» **SELECTED EXTRACT**
------------

Purpose: Long-term facts and context that persist across conversations.

When used: Retrieved via semantic similarity, weighted by importance and recency.

Metadata fields:

type:

Fixed value: memory

importance:
Type:

integer

Required:

Yes

Range:

1-5 (1=low, 5=critical)

Description:

Importance level affecting retrieval ranking

Default:

3

tags:
Type:

array of strings (optional)

Description:

Tags for categorization and filtering

Examples:

["python", "preferences"], ["project-alpha", "deadline"]

entity:
Type:

string (optional)

Description:

Entity this memory pertains to (extracted from scope)

Examples:

project-alpha, team-beta

conversation_id:
Type:

string (optional)

Description:

Original conversation where memory was created

Format:

conv-<uuid>

Example documents:

{
  "id": "doc-mem-001",
  "document": "luna prefers Python over JavaScript for backend development",
  "metadata": {
    "type": "memory",
    "timestamp": "2025-12-16T06:00:00+00:00",
    "source": "chat",
    "scope": "global",
    "importance": 4,
    "tags": ["preferences", "programming"]
  }
}
{
  "id": "doc-mem-002",
  "document": "project-alpha deadline is December 20th, 2025",
  "metadata": {
    "type": "memory",
    "timestamp": "2025-12-16T06:00:00+00:00",
    "source": "chat",
    "scope": "entity:project-alpha",
    "entity": "project-alpha",
    "importance": 5,
    "tags": ["deadline", "critical"],
    "conversation_id": "conv-abc123"

------------

» **STORED RECORDS**
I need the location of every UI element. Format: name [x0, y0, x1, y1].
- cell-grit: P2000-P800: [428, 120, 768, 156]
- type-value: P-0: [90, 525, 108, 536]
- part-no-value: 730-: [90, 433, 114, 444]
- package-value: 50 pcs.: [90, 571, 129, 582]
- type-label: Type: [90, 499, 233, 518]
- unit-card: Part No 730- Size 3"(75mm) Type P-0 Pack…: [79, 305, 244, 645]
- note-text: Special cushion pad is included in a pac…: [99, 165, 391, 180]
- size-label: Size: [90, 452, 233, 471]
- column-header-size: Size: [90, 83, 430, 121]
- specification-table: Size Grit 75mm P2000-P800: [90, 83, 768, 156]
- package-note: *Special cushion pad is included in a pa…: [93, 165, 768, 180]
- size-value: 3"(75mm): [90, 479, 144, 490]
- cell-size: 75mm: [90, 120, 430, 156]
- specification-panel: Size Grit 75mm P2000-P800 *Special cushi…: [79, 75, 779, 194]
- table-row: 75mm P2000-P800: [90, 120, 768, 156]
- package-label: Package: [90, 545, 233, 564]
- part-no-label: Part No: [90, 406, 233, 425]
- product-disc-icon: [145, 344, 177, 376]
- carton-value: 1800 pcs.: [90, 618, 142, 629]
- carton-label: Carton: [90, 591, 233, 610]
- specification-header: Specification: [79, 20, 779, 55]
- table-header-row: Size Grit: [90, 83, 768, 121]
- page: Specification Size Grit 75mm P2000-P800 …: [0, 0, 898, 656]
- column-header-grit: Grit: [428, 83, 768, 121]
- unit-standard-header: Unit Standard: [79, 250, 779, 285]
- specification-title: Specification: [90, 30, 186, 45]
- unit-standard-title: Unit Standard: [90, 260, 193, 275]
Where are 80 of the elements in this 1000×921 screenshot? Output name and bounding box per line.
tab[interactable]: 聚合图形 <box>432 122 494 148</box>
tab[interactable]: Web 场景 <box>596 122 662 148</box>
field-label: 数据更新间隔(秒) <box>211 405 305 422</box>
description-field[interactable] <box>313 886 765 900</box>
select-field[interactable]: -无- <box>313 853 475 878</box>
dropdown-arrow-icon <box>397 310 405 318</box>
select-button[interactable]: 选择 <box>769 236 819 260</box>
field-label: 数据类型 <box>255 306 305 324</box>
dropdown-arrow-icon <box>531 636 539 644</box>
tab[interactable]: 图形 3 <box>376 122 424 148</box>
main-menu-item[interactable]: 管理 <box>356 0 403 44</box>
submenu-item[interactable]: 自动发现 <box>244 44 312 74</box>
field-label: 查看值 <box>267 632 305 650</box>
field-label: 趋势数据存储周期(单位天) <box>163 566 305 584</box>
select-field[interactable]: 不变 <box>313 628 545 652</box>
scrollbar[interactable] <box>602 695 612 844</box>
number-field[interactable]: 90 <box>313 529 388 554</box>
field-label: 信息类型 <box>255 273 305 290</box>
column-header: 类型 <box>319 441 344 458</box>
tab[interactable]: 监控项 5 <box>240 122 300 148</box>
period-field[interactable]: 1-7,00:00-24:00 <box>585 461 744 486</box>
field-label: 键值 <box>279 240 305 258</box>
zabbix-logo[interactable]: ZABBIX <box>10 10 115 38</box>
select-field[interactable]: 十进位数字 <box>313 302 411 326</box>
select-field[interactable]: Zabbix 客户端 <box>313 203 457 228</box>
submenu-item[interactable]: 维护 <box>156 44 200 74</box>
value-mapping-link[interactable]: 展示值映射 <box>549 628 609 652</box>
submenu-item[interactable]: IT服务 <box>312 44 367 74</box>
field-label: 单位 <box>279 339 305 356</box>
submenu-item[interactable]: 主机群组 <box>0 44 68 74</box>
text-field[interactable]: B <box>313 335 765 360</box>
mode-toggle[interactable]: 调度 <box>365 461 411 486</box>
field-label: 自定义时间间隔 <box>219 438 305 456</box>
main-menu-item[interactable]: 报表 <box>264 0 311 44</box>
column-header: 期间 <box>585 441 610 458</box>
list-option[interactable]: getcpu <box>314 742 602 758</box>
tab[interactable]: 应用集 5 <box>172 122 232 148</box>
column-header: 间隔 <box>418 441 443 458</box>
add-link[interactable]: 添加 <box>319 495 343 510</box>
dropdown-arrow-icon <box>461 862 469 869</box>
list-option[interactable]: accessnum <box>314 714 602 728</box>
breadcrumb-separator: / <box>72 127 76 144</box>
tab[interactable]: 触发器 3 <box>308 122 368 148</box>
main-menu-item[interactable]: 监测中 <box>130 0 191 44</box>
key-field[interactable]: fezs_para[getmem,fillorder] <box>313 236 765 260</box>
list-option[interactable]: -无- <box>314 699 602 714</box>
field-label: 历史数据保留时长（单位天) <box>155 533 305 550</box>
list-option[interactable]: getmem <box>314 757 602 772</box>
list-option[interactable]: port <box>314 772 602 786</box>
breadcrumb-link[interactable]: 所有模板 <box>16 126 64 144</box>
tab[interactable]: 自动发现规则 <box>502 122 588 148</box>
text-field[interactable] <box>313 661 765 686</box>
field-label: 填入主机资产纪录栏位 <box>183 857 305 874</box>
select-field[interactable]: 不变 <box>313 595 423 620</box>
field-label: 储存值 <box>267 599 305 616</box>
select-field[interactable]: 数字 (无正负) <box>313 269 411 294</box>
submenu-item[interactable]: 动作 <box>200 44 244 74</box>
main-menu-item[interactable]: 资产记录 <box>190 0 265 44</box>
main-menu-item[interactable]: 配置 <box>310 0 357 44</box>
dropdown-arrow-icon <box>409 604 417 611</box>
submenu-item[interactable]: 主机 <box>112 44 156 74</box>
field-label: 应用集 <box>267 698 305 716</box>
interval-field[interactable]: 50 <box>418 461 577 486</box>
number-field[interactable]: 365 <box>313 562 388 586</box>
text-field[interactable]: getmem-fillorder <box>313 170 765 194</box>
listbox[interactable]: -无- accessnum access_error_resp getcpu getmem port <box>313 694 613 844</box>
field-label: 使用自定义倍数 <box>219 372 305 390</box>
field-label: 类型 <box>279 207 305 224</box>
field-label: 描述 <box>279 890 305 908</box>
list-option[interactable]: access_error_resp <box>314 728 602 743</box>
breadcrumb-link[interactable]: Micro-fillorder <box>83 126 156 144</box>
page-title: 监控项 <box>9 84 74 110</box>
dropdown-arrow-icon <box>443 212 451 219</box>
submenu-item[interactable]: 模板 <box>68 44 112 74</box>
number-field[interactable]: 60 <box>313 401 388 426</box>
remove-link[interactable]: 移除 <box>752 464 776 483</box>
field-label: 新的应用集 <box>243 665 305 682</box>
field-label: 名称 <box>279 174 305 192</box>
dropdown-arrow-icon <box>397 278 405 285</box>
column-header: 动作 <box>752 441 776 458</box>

------------

» **SET EXERCISE A**
In the memory field documentation, what is the default value of the importance field?
» **SET EXERCISE B**
Reproduce a passage of the memory field documentation, beginning at the words "Tags for categorization" and stopping after the words "(extracted from scope)".
None of the entries relate to the memory field documentation.

» **CORRECT OUTPUT A**
The default importance value is 3.

» **CORRECT OUTPUT B**
Tags for categorization and filtering

Examples:

["python", "preferences"], ["project-alpha", "deadline"]

entity:
Type:

string (optional)

Description:

Entity this memory pertains to (extracted from scope)